Pick out all lines in the listing holding the string "βασιλέως" and copy them.

┌────────

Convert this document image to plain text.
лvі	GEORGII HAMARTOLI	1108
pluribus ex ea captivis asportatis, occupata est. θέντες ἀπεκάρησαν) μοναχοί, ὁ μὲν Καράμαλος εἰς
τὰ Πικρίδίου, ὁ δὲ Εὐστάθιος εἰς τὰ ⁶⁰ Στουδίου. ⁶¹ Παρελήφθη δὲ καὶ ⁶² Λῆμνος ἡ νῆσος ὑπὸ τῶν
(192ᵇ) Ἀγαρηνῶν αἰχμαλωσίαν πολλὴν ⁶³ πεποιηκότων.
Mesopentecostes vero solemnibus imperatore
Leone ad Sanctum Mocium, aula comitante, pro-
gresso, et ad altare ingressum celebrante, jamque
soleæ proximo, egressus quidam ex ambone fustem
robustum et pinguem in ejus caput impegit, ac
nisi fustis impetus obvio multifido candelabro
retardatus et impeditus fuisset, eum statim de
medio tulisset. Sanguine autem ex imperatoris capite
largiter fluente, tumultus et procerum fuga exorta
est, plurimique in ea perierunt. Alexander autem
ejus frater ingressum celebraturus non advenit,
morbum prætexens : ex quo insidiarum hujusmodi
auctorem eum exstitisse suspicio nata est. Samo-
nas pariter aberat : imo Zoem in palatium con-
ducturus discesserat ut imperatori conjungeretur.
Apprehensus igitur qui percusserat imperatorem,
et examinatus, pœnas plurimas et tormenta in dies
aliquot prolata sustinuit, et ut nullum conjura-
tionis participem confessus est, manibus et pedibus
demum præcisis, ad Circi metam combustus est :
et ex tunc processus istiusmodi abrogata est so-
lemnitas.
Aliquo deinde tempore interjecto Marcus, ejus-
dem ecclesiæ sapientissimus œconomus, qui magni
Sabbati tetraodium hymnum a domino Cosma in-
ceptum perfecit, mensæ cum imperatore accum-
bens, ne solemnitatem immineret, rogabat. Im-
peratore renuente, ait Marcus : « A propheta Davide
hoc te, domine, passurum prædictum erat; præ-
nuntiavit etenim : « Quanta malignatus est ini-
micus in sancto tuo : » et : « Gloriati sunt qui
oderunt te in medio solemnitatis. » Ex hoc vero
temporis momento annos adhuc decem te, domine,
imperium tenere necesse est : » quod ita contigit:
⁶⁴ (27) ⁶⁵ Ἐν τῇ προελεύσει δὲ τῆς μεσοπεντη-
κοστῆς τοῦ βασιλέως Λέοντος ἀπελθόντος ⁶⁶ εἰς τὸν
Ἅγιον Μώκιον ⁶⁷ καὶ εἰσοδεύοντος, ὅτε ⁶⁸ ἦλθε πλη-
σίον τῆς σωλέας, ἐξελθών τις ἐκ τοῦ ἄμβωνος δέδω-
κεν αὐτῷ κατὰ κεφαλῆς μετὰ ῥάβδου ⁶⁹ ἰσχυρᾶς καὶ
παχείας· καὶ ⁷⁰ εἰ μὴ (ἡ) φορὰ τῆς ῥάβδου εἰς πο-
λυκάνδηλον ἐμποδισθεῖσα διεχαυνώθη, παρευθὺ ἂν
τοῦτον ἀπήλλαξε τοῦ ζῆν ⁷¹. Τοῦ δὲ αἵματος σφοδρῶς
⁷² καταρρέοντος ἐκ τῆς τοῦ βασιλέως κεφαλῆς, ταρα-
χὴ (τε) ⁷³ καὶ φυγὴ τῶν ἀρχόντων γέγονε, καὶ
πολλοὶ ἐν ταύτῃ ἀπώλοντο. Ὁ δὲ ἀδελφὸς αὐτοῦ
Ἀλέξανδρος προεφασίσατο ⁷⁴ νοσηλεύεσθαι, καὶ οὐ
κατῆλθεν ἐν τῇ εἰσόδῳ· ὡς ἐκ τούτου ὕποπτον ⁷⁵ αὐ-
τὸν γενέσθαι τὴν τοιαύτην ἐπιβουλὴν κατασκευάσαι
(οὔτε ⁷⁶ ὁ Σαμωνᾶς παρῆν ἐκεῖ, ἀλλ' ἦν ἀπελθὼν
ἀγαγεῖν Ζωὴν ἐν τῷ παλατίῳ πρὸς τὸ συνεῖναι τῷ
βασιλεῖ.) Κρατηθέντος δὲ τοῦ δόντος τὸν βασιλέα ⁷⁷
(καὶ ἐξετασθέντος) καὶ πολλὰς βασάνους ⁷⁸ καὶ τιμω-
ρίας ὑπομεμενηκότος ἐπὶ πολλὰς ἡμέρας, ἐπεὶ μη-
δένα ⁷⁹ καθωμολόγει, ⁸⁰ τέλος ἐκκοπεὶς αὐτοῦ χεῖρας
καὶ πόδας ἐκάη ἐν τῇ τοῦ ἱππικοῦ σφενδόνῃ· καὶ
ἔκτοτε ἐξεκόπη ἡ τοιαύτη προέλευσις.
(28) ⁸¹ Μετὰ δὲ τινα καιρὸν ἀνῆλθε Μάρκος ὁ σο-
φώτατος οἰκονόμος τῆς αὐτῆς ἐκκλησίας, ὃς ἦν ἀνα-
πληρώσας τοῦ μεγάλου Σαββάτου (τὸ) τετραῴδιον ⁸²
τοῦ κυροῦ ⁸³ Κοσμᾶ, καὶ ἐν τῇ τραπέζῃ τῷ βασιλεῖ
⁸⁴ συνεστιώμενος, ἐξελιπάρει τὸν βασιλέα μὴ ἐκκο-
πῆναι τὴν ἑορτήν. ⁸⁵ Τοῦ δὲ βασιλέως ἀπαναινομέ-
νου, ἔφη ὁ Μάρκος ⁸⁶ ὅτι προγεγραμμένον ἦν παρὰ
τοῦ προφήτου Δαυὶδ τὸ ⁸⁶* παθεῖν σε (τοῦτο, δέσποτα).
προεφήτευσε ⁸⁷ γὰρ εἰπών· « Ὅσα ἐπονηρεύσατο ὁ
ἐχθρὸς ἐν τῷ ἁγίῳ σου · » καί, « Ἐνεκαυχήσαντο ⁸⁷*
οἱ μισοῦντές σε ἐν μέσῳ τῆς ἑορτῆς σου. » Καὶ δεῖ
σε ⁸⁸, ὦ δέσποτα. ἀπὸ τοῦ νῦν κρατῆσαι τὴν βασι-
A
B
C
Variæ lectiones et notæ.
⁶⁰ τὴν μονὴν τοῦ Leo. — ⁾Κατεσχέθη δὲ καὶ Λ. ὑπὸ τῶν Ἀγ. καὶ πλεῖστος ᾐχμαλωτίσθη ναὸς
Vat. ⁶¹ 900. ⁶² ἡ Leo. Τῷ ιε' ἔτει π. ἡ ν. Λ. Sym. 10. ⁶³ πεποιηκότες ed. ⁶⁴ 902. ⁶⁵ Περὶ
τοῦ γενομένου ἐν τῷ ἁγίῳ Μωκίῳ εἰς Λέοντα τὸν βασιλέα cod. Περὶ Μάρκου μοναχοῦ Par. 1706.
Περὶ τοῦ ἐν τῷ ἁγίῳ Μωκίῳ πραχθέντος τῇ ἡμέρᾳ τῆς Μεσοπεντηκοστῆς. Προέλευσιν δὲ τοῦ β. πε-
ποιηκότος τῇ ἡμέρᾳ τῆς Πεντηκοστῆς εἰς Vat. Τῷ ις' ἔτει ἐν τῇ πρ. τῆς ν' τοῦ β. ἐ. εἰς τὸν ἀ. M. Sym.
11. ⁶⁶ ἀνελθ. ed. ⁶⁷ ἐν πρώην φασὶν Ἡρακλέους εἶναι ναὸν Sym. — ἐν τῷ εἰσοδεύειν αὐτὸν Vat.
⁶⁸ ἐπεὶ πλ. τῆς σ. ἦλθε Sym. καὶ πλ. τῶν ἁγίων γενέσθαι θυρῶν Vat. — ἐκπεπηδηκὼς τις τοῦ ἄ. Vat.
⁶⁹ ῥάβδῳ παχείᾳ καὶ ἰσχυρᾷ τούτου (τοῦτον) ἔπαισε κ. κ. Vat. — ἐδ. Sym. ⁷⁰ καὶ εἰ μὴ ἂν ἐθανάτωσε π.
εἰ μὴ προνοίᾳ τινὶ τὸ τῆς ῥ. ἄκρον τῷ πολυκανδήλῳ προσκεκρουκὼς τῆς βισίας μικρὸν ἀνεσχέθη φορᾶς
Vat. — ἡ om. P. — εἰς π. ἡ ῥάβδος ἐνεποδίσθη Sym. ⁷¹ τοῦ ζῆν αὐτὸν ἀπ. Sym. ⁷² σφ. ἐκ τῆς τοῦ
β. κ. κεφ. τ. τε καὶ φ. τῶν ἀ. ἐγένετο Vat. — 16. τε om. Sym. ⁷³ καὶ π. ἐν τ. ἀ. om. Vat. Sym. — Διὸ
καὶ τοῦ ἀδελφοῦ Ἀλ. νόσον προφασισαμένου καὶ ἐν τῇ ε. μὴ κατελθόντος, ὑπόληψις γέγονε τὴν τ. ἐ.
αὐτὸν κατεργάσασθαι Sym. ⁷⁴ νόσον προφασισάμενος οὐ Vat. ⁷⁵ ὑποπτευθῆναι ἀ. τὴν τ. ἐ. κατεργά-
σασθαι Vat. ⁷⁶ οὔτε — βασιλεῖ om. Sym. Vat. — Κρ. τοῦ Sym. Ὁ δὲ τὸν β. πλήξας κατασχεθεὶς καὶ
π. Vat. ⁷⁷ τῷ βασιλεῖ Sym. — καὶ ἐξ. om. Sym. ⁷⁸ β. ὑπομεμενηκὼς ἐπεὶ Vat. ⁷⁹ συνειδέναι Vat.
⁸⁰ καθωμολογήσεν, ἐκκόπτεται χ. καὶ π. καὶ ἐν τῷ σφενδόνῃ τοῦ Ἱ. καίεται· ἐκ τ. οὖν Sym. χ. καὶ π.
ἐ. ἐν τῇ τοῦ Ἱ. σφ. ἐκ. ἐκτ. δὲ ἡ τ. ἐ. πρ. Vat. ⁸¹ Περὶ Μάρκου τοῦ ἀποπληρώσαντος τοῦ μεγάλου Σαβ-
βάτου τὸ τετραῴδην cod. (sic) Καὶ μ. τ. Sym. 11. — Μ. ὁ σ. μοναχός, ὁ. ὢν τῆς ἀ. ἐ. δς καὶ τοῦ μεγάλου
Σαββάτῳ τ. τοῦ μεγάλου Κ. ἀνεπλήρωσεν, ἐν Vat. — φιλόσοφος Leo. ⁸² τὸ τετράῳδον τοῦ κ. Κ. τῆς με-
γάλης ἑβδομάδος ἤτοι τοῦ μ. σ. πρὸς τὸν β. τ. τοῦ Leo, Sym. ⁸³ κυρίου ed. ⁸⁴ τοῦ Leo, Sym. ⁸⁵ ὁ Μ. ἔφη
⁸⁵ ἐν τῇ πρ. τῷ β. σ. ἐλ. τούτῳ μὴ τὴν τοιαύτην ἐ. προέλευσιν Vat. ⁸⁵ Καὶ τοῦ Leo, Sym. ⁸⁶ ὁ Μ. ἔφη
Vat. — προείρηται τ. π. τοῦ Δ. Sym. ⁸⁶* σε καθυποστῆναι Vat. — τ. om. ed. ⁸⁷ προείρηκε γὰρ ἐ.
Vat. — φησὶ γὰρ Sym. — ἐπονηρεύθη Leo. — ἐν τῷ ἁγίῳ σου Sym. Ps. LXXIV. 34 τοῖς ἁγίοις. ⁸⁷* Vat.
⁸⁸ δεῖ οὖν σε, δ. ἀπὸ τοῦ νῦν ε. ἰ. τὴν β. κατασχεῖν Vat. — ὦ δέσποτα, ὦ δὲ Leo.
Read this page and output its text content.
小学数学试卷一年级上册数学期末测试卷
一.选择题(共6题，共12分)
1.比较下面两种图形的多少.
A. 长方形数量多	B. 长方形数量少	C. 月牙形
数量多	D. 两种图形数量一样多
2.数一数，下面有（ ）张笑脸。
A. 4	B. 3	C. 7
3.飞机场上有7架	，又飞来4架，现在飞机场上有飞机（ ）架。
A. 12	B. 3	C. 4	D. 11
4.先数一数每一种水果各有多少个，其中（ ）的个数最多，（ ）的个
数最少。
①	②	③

└────────

The answer
κοστῆς τοῦ βασιλέως Λέοντος ἀπελθόντος ⁶⁶ εἰς τὸν
⁷² καταρρέοντος ἐκ τῆς τοῦ βασιλέως κεφαλῆς, ταρα-
πῆναι τὴν ἑορτήν. ⁸⁵ Τοῦ δὲ βασιλέως ἀπαναινομέ-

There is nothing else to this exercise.